Every record should be written out exactly, please.
## start LISTED RECORDS
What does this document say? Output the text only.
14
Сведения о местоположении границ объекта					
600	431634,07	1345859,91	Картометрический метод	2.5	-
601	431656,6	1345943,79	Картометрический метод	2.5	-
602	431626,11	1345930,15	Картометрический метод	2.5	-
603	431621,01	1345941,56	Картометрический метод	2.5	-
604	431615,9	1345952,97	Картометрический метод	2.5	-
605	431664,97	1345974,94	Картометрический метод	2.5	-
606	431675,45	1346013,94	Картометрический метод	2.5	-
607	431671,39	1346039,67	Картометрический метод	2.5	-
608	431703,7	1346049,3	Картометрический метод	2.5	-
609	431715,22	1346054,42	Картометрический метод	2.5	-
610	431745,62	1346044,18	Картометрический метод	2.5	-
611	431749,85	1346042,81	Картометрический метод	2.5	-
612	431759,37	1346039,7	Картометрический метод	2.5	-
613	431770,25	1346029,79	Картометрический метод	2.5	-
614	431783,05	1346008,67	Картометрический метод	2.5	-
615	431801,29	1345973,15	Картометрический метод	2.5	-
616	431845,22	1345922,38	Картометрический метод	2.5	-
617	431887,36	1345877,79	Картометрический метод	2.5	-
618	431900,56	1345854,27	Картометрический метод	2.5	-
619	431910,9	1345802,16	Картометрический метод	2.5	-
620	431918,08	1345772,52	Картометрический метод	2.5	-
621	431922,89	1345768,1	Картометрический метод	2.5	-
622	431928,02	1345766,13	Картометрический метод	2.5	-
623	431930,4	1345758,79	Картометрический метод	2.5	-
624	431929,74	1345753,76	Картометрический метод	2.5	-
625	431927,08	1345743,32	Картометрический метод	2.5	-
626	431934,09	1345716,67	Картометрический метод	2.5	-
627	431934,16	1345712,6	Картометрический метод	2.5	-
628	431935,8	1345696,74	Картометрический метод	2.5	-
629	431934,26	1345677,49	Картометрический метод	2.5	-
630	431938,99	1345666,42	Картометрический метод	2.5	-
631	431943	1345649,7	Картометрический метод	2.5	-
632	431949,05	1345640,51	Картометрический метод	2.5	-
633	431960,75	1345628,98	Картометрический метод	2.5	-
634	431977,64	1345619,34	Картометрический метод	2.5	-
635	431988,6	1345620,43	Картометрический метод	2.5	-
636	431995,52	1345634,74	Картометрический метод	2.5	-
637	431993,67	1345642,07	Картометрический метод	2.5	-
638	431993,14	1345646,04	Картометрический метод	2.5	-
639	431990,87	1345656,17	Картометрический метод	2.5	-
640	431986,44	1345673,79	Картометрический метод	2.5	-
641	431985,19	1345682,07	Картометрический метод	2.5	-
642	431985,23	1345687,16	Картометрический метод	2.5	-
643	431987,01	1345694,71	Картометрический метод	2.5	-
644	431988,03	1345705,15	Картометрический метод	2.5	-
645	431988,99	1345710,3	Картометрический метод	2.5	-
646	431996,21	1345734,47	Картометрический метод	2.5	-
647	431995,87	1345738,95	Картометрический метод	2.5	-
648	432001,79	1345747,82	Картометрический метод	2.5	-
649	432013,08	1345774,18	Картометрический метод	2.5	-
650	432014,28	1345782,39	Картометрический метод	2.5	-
## end LISTED RECORDS
■ **ANSWER BELOW**
What does this document say? Output the text only.
14
Сведения о местоположении границ объекта					
600	431634,07	1345859,91	Картометрический метод	2.5	-
601	431656,6	1345943,79	Картометрический метод	2.5	-
602	431626,11	1345930,15	Картометрический метод	2.5	-
603	431621,01	1345941,56	Картометрический метод	2.5	-
604	431615,9	1345952,97	Картометрический метод	2.5	-
605	431664,97	1345974,94	Картометрический метод	2.5	-
606	431675,45	1346013,94	Картометрический метод	2.5	-
607	431671,39	1346039,67	Картометрический метод	2.5	-
608	431703,7	1346049,3	Картометрический метод	2.5	-
609	431715,22	1346054,42	Картометрический метод	2.5	-
610	431745,62	1346044,18	Картометрический метод	2.5	-
611	431749,85	1346042,81	Картометрический метод	2.5	-
612	431759,37	1346039,7	Картометрический метод	2.5	-
613	431770,25	1346029,79	Картометрический метод	2.5	-
614	431783,05	1346008,67	Картометрический метод	2.5	-
615	431801,29	1345973,15	Картометрический метод	2.5	-
616	431845,22	1345922,38	Картометрический метод	2.5	-
617	431887,36	1345877,79	Картометрический метод	2.5	-
618	431900,56	1345854,27	Картометрический метод	2.5	-
619	431910,9	1345802,16	Картометрический метод	2.5	-
620	431918,08	1345772,52	Картометрический метод	2.5	-
621	431922,89	1345768,1	Картометрический метод	2.5	-
622	431928,02	1345766,13	Картометрический метод	2.5	-
623	431930,4	1345758,79	Картометрический метод	2.5	-
624	431929,74	1345753,76	Картометрический метод	2.5	-
625	431927,08	1345743,32	Картометрический метод	2.5	-
626	431934,09	1345716,67	Картометрический метод	2.5	-
627	431934,16	1345712,6	Картометрический метод	2.5	-
628	431935,8	1345696,74	Картометрический метод	2.5	-
629	431934,26	1345677,49	Картометрический метод	2.5	-
630	431938,99	1345666,42	Картометрический метод	2.5	-
631	431943	1345649,7	Картометрический метод	2.5	-
632	431949,05	1345640,51	Картометрический метод	2.5	-
633	431960,75	1345628,98	Картометрический метод	2.5	-
634	431977,64	1345619,34	Картометрический метод	2.5	-
635	431988,6	1345620,43	Картометрический метод	2.5	-
636	431995,52	1345634,74	Картометрический метод	2.5	-
637	431993,67	1345642,07	Картометрический метод	2.5	-
638	431993,14	1345646,04	Картометрический метод	2.5	-
639	431990,87	1345656,17	Картометрический метод	2.5	-
640	431986,44	1345673,79	Картометрический метод	2.5	-
641	431985,19	1345682,07	Картометрический метод	2.5	-
642	431985,23	1345687,16	Картометрический метод	2.5	-
643	431987,01	1345694,71	Картометрический метод	2.5	-
644	431988,03	1345705,15	Картометрический метод	2.5	-
645	431988,99	1345710,3	Картометрический метод	2.5	-
646	431996,21	1345734,47	Картометрический метод	2.5	-
647	431995,87	1345738,95	Картометрический метод	2.5	-
648	432001,79	1345747,82	Картометрический метод	2.5	-
649	432013,08	1345774,18	Картометрический метод	2.5	-
650	432014,28	1345782,39	Картометрический метод	2.5	-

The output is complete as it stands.